**GIVEN REQUEST**
Filter the lines below, copying only those with the string "watermark".

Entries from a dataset
%%

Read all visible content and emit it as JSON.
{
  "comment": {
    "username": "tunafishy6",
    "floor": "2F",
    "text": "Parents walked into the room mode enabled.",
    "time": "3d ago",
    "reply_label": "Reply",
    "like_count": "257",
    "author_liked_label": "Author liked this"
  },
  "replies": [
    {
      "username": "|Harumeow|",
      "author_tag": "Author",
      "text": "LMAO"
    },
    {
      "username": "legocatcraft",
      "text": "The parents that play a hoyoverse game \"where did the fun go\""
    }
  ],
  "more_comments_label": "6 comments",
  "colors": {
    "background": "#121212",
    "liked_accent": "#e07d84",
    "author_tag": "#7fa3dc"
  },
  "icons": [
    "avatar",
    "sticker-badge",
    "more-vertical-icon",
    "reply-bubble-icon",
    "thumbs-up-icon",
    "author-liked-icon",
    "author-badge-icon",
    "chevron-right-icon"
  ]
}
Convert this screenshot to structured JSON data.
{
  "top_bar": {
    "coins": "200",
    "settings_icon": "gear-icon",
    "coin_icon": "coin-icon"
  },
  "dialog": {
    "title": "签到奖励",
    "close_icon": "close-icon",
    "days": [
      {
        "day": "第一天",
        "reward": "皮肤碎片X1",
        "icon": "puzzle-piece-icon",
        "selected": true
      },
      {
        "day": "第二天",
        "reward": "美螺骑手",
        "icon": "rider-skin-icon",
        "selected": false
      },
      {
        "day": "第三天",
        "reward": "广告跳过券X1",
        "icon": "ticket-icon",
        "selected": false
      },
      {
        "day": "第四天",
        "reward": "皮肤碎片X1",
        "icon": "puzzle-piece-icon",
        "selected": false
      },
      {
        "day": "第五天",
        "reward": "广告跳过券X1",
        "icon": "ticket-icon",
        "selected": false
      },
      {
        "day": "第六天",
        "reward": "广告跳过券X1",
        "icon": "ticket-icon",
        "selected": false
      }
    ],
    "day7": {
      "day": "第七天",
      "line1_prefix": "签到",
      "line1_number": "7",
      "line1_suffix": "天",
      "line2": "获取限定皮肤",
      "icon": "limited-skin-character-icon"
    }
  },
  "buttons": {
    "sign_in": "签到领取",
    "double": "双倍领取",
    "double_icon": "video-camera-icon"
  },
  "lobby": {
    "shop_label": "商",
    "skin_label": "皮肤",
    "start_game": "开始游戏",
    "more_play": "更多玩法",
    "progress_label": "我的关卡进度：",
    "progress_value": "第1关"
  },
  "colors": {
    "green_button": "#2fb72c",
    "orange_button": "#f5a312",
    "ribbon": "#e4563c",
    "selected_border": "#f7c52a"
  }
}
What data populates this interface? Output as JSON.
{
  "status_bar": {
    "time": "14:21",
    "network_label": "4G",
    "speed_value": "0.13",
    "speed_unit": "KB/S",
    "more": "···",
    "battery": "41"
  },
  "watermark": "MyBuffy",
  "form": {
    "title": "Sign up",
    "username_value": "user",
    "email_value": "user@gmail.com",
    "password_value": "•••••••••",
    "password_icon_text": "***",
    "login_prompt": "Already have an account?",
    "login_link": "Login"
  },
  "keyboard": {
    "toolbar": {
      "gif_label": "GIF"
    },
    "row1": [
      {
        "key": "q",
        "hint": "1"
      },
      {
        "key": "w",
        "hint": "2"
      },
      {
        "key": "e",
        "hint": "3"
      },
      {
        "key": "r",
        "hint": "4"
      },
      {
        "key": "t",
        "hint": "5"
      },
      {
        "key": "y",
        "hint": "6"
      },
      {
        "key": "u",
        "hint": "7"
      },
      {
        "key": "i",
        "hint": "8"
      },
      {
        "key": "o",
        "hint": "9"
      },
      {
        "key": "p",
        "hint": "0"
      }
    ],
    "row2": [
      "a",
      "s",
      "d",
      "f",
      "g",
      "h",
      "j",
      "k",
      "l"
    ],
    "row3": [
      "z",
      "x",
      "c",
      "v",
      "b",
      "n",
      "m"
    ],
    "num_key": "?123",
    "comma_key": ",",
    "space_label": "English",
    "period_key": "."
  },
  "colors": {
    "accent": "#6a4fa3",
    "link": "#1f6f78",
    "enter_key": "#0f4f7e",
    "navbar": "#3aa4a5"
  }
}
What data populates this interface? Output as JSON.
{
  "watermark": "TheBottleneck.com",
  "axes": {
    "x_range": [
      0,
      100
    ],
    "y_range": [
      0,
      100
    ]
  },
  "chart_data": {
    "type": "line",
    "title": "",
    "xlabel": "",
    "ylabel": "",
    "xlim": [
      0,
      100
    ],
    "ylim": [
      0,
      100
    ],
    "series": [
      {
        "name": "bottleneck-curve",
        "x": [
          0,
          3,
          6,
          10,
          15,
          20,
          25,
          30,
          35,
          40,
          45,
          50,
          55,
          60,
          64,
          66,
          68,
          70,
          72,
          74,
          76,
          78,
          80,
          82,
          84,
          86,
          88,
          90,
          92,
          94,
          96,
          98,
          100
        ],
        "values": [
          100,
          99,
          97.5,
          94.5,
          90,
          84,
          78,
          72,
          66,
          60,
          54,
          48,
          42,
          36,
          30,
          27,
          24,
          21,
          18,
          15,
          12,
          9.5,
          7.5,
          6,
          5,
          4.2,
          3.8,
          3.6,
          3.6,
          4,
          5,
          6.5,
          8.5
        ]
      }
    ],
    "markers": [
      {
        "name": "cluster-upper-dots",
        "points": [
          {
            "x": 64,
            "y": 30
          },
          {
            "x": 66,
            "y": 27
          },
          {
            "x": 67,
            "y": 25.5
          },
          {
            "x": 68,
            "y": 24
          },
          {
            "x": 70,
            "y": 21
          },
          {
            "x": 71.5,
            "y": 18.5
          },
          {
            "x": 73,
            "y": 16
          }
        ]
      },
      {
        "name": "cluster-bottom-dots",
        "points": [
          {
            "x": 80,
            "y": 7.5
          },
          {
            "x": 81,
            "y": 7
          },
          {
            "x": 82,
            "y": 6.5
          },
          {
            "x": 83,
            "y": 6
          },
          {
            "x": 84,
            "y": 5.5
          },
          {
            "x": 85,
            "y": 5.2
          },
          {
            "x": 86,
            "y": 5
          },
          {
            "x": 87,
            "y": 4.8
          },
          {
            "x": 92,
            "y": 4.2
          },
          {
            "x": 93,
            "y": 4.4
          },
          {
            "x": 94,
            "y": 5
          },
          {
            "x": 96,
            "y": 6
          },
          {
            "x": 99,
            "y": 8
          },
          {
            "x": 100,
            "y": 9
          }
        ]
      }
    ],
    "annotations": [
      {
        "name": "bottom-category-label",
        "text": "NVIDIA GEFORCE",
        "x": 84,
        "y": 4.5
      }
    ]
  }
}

%%

**RESPONSE TO THE EXERCISE**
  "watermark": "MyBuffy",
  "watermark": "TheBottleneck.com",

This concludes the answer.